■ Records supplied:
▶

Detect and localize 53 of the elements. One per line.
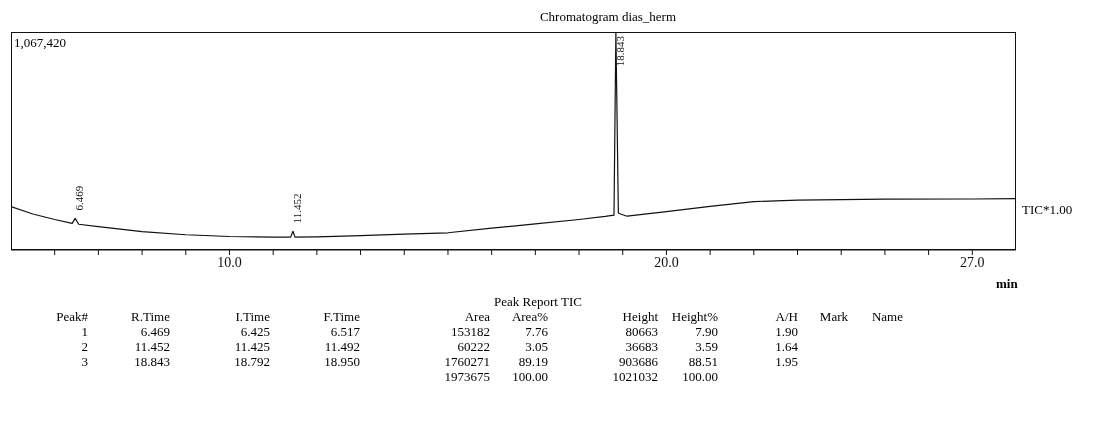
- text: 100.00: [512, 369, 548, 384]
- annotation: 1,067,420: [14, 35, 66, 51]
- category-label: Peak#: [55, 309, 88, 325]
- text: 3.59: [695, 339, 718, 354]
- x-axis-title: min: [996, 276, 1018, 292]
- category-label: I.Time: [234, 309, 270, 325]
- category-label: F.Time: [323, 309, 360, 324]
- text: 153182: [451, 324, 490, 339]
- text: 6.517: [330, 324, 360, 339]
- text: 89.19: [518, 354, 548, 369]
- text: 1021032: [612, 369, 658, 384]
- text: TIC*1.00: [1022, 202, 1073, 219]
- annotation: 18.843: [613, 35, 626, 67]
- category-label: Name: [871, 309, 903, 324]
- text: 18.950: [324, 354, 360, 369]
- category-label: Area%: [511, 309, 548, 324]
- category-label: R.Time: [131, 309, 170, 324]
- category-label: Mark: [819, 309, 848, 324]
- text: 11.492: [324, 339, 360, 354]
- text: 6.469: [140, 324, 170, 339]
- text: 6.425: [240, 324, 270, 339]
- x-tick-label: 10.0: [217, 254, 242, 270]
- text: 3.05: [525, 339, 548, 354]
- chart-title: Chromatogram dias_herm: [538, 8, 678, 26]
- annotation: 6.469: [73, 185, 86, 211]
- category-label: Height%: [671, 309, 718, 324]
- text: 1760271: [444, 354, 490, 369]
- text: 11.425: [234, 339, 270, 354]
- text: 100.00: [682, 369, 718, 384]
- text: 7.76: [525, 324, 548, 339]
- text: 7.90: [695, 324, 718, 339]
- category-label: Area: [463, 309, 490, 325]
- text: 11.452: [134, 339, 170, 354]
- text: 18.843: [134, 354, 170, 369]
- text: 1973675: [444, 369, 490, 384]
- text: 36683: [625, 339, 658, 354]
- text: 903686: [619, 354, 658, 369]
- text: 88.51: [688, 354, 718, 369]
- text: Peak Report TIC: [493, 294, 583, 310]
- x-tick-label: 27.0: [960, 254, 985, 270]
- text: 2: [81, 339, 88, 354]
- text: 1: [81, 324, 88, 339]
- text: 1.64: [775, 339, 798, 354]
- annotation: 11.452: [290, 193, 303, 224]
- x-tick-label: 20.0: [654, 254, 679, 270]
- text: 3: [81, 354, 88, 369]
- text: 80663: [625, 324, 658, 339]
- text: 1.90: [775, 324, 798, 339]
- category-label: A/H: [775, 309, 798, 324]
- category-label: Height: [621, 309, 658, 325]
- text: 60222: [457, 339, 490, 354]
- text: 18.792: [234, 354, 270, 369]
- text: 1.95: [775, 354, 798, 369]
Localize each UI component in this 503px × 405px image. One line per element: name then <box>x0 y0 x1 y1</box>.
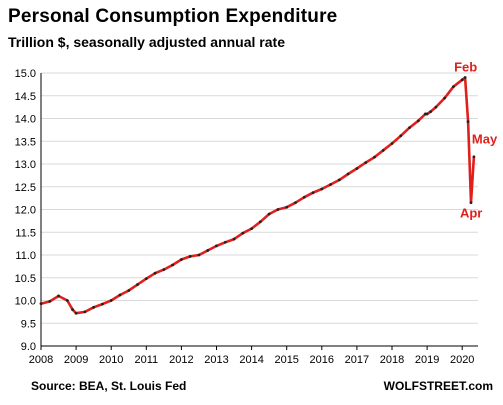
data-point <box>71 308 74 311</box>
data-point <box>57 294 60 298</box>
data-point <box>466 120 470 124</box>
data-point <box>92 305 96 309</box>
y-tick-label: 10.0 <box>15 296 36 308</box>
annotation-feb: Feb <box>454 60 477 75</box>
y-tick-label: 15.0 <box>15 68 36 80</box>
data-point <box>232 237 236 241</box>
y-tick-label: 10.5 <box>15 273 36 285</box>
annotation-apr: Apr <box>460 206 482 221</box>
x-tick-label: 2014 <box>239 354 263 366</box>
grid-lines <box>40 72 478 347</box>
data-point <box>267 212 271 216</box>
data-point <box>39 302 43 306</box>
x-tick-label: 2016 <box>310 354 334 366</box>
data-point <box>101 302 104 306</box>
x-tick-label: 2012 <box>169 354 193 366</box>
brand-label: WOLFSTREET.com <box>383 379 493 393</box>
data-point <box>223 240 227 244</box>
x-tick-label: 2017 <box>345 354 369 366</box>
y-tick-label: 13.0 <box>15 159 36 171</box>
data-point <box>320 187 324 191</box>
y-tick-label: 12.0 <box>15 205 36 217</box>
data-point <box>329 183 332 186</box>
data-point <box>434 105 438 109</box>
data-point <box>65 299 69 302</box>
series-pce <box>39 76 476 315</box>
data-point <box>136 283 139 286</box>
y-tick-label: 12.5 <box>15 182 36 194</box>
data-point <box>443 96 447 100</box>
data-point <box>215 244 218 248</box>
data-point <box>390 142 394 145</box>
data-point <box>74 311 78 315</box>
data-point <box>381 148 385 152</box>
data-point <box>276 208 280 211</box>
x-tick-label: 2013 <box>204 354 228 366</box>
data-point <box>241 231 245 235</box>
data-point <box>180 258 183 261</box>
data-point <box>373 155 376 159</box>
data-point <box>294 201 297 205</box>
data-point <box>355 167 359 170</box>
data-point <box>109 299 113 302</box>
y-tick-label: 13.5 <box>15 136 36 148</box>
data-point <box>127 289 131 292</box>
data-point <box>408 126 411 129</box>
data-point <box>258 220 262 224</box>
y-tick-label: 14.0 <box>15 114 36 126</box>
data-point <box>337 178 341 182</box>
y-tick-label: 9.0 <box>21 341 36 353</box>
chart-title: Personal Consumption Expenditure <box>8 6 338 27</box>
data-point <box>144 277 148 281</box>
chart-subtitle: Trillion $, seasonally adjusted annual r… <box>8 34 285 50</box>
data-point <box>285 205 289 209</box>
data-point <box>171 263 175 267</box>
data-point <box>188 254 192 258</box>
annotation-may: May <box>472 132 498 147</box>
data-point <box>197 253 201 257</box>
y-axis-tick-labels: 9.0 9.5 10.0 10.5 11.0 11.5 12.0 12.5 13.0 13.5 14… <box>15 68 36 353</box>
data-point <box>206 249 210 252</box>
data-point <box>399 134 403 138</box>
data-point <box>162 268 166 271</box>
data-point <box>346 172 350 176</box>
x-tick-label: 2015 <box>274 354 298 366</box>
source-note: Source: BEA, St. Louis Fed <box>31 379 187 393</box>
data-point <box>469 201 473 205</box>
y-tick-label: 11.0 <box>15 250 36 262</box>
x-tick-label: 2008 <box>29 354 53 366</box>
data-point <box>463 76 467 79</box>
data-point <box>472 155 476 159</box>
x-tick-label: 2009 <box>64 354 88 366</box>
x-axis-tick-labels: 2008 2009 2010 2011 2012 2013 2014 2015 2016 2017… <box>29 346 474 366</box>
data-point <box>364 161 368 165</box>
y-tick-label: 9.5 <box>21 318 36 330</box>
data-point <box>118 293 122 297</box>
data-point <box>250 227 254 231</box>
x-tick-label: 2020 <box>450 354 474 366</box>
data-point <box>425 112 429 116</box>
data-point <box>416 119 420 123</box>
annotations: Feb Apr May <box>454 60 498 221</box>
data-point <box>460 78 464 82</box>
data-point <box>153 271 157 275</box>
data-point <box>311 191 315 195</box>
x-tick-label: 2010 <box>99 354 123 366</box>
data-point <box>83 310 87 314</box>
x-tick-label: 2011 <box>134 354 158 366</box>
data-point <box>452 85 455 89</box>
x-tick-label: 2018 <box>380 354 404 366</box>
data-point <box>48 300 52 303</box>
x-tick-label: 2019 <box>415 354 439 366</box>
data-point <box>302 195 306 199</box>
data-point <box>429 110 433 114</box>
y-tick-label: 14.5 <box>15 91 36 103</box>
y-tick-label: 11.5 <box>15 227 36 239</box>
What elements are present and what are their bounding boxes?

◀

Rewrite every line of the records above as a numbered list, skipping blank lines. Leave the pictures out of the answer.

■ Exercise output:
1. Detect and localize 53 of the elements. One per line.
2. - text: 100.00: [512, 369, 548, 384]
3. - annotation: 1,067,420: [14, 35, 66, 51]
4. - category-label: Peak#: [55, 309, 88, 325]
5. - text: 3.59: [695, 339, 718, 354]
6. - x-axis-title: min: [996, 276, 1018, 292]
7. - category-label: I.Time: [234, 309, 270, 325]
8. - category-label: F.Time: [323, 309, 360, 324]
9. - text: 153182: [451, 324, 490, 339]
10. - text: 6.517: [330, 324, 360, 339]
11. - text: 89.19: [518, 354, 548, 369]
12. - text: 1021032: [612, 369, 658, 384]
13. - text: TIC*1.00: [1022, 202, 1073, 219]
14. - annotation: 18.843: [613, 35, 626, 67]
15. - category-label: Name: [871, 309, 903, 324]
16. - text: 18.950: [324, 354, 360, 369]
17. - category-label: Area%: [511, 309, 548, 324]
18. - category-label: R.Time: [131, 309, 170, 324]
19. - category-label: Mark: [819, 309, 848, 324]
20. - text: 11.492: [324, 339, 360, 354]
21. - text: 6.469: [140, 324, 170, 339]
22. - text: 6.425: [240, 324, 270, 339]
23. - x-tick-label: 10.0: [217, 254, 242, 270]
24. - text: 3.05: [525, 339, 548, 354]
25. - chart-title: Chromatogram dias_herm: [538, 8, 678, 26]
26. - annotation: 6.469: [73, 185, 86, 211]
27. - category-label: Height%: [671, 309, 718, 324]
28. - text: 1760271: [444, 354, 490, 369]
29. - text: 11.425: [234, 339, 270, 354]
30. - text: 100.00: [682, 369, 718, 384]
31. - text: 7.76: [525, 324, 548, 339]
32. - text: 7.90: [695, 324, 718, 339]
33. - category-label: Area: [463, 309, 490, 325]
34. - text: 11.452: [134, 339, 170, 354]
35. - text: 18.843: [134, 354, 170, 369]
36. - text: 1973675: [444, 369, 490, 384]
37. - text: 36683: [625, 339, 658, 354]
38. - text: 903686: [619, 354, 658, 369]
39. - text: 88.51: [688, 354, 718, 369]
40. - text: Peak Report TIC: [493, 294, 583, 310]
41. - x-tick-label: 27.0: [960, 254, 985, 270]
42. - text: 2: [81, 339, 88, 354]
43. - text: 1: [81, 324, 88, 339]
44. - text: 1.64: [775, 339, 798, 354]
45. - annotation: 11.452: [290, 193, 303, 224]
46. - x-tick-label: 20.0: [654, 254, 679, 270]
47. - text: 3: [81, 354, 88, 369]
48. - text: 80663: [625, 324, 658, 339]
49. - text: 1.90: [775, 324, 798, 339]
50. - category-label: A/H: [775, 309, 798, 324]
51. - category-label: Height: [621, 309, 658, 325]
52. - text: 60222: [457, 339, 490, 354]
53. - text: 18.792: [234, 354, 270, 369]
54. - text: 1.95: [775, 354, 798, 369]
55. Localize each UI component in this 503px × 405px image. One line per element: name then <box>x0 y0 x1 y1</box>.
56. data-point <box>71 308 74 311</box>
57. data-point <box>57 294 60 298</box>
58. data-point <box>466 120 470 124</box>
59. data-point <box>92 305 96 309</box>
60. y-tick-label: 10.0 <box>15 296 36 308</box>
61. annotation-feb: Feb <box>454 60 477 75</box>
62. y-tick-label: 15.0 <box>15 68 36 80</box>
63. data-point <box>232 237 236 241</box>
64. y-tick-label: 10.5 <box>15 273 36 285</box>
65. annotation-apr: Apr <box>460 206 482 221</box>
66. x-tick-label: 2014 <box>239 354 263 366</box>
67. grid-lines <box>40 72 478 347</box>
68. data-point <box>267 212 271 216</box>
69. data-point <box>39 302 43 306</box>
70. x-tick-label: 2016 <box>310 354 334 366</box>
71. data-point <box>101 302 104 306</box>
72. x-tick-label: 2012 <box>169 354 193 366</box>
73. brand-label: WOLFSTREET.com <box>383 379 493 393</box>
74. data-point <box>223 240 227 244</box>
75. x-tick-label: 2017 <box>345 354 369 366</box>
76. y-tick-label: 13.0 <box>15 159 36 171</box>
77. data-point <box>320 187 324 191</box>
78. y-tick-label: 12.0 <box>15 205 36 217</box>
79. data-point <box>329 183 332 186</box>
80. data-point <box>434 105 438 109</box>
81. data-point <box>65 299 69 302</box>
82. series-pce <box>39 76 476 315</box>
83. data-point <box>136 283 139 286</box>
84. y-tick-label: 12.5 <box>15 182 36 194</box>
85. data-point <box>443 96 447 100</box>
86. data-point <box>215 244 218 248</box>
87. data-point <box>390 142 394 145</box>
88. data-point <box>74 311 78 315</box>
89. data-point <box>381 148 385 152</box>
90. data-point <box>276 208 280 211</box>
91. x-tick-label: 2013 <box>204 354 228 366</box>
92. data-point <box>241 231 245 235</box>
93. data-point <box>180 258 183 261</box>
94. data-point <box>373 155 376 159</box>
95. data-point <box>294 201 297 205</box>
96. data-point <box>355 167 359 170</box>
97. data-point <box>109 299 113 302</box>
98. y-tick-label: 13.5 <box>15 136 36 148</box>
99. data-point <box>127 289 131 292</box>
100. data-point <box>408 126 411 129</box>
101. data-point <box>258 220 262 224</box>
102. y-tick-label: 14.0 <box>15 114 36 126</box>
103. data-point <box>337 178 341 182</box>
104. y-tick-label: 9.0 <box>21 341 36 353</box>
105. chart-title: Personal Consumption Expenditure <box>8 6 338 27</box>
106. data-point <box>144 277 148 281</box>
107. chart-subtitle: Trillion $, seasonally adjusted annual r… <box>8 34 285 50</box>
108. data-point <box>285 205 289 209</box>
109. data-point <box>171 263 175 267</box>
110. data-point <box>188 254 192 258</box>
111. annotation-may: May <box>472 132 498 147</box>
112. data-point <box>197 253 201 257</box>
113. y-axis-tick-labels: 9.0 9.5 10.0 10.5 11.0 11.5 12.0 12.5 13.0 13.5 14… <box>15 68 36 353</box>
114. data-point <box>206 249 210 252</box>
115. data-point <box>399 134 403 138</box>
116. data-point <box>162 268 166 271</box>
117. data-point <box>346 172 350 176</box>
118. x-tick-label: 2015 <box>274 354 298 366</box>
119. source-note: Source: BEA, St. Louis Fed <box>31 379 187 393</box>
120. data-point <box>469 201 473 205</box>
121. y-tick-label: 11.0 <box>15 250 36 262</box>
122. x-tick-label: 2008 <box>29 354 53 366</box>
123. data-point <box>463 76 467 79</box>
124. data-point <box>472 155 476 159</box>
125. x-tick-label: 2009 <box>64 354 88 366</box>
126. x-axis-tick-labels: 2008 2009 2010 2011 2012 2013 2014 2015 2016 2017… <box>29 346 474 366</box>
127. data-point <box>364 161 368 165</box>
128. y-tick-label: 9.5 <box>21 318 36 330</box>
129. data-point <box>118 293 122 297</box>
130. data-point <box>250 227 254 231</box>
131. x-tick-label: 2020 <box>450 354 474 366</box>
132. data-point <box>425 112 429 116</box>
133. data-point <box>416 119 420 123</box>
134. annotations: Feb Apr May <box>454 60 498 221</box>
135. data-point <box>460 78 464 82</box>
136. data-point <box>153 271 157 275</box>
137. data-point <box>311 191 315 195</box>
138. x-tick-label: 2010 <box>99 354 123 366</box>
139. data-point <box>83 310 87 314</box>
140. x-tick-label: 2011 <box>134 354 158 366</box>
141. data-point <box>452 85 455 89</box>
142. x-tick-label: 2018 <box>380 354 404 366</box>
143. data-point <box>48 300 52 303</box>
144. x-tick-label: 2019 <box>415 354 439 366</box>
145. data-point <box>302 195 306 199</box>
146. data-point <box>429 110 433 114</box>
147. y-tick-label: 14.5 <box>15 91 36 103</box>
148. y-tick-label: 11.5 <box>15 227 36 239</box>
149. What elements are present and what are their bounding boxes?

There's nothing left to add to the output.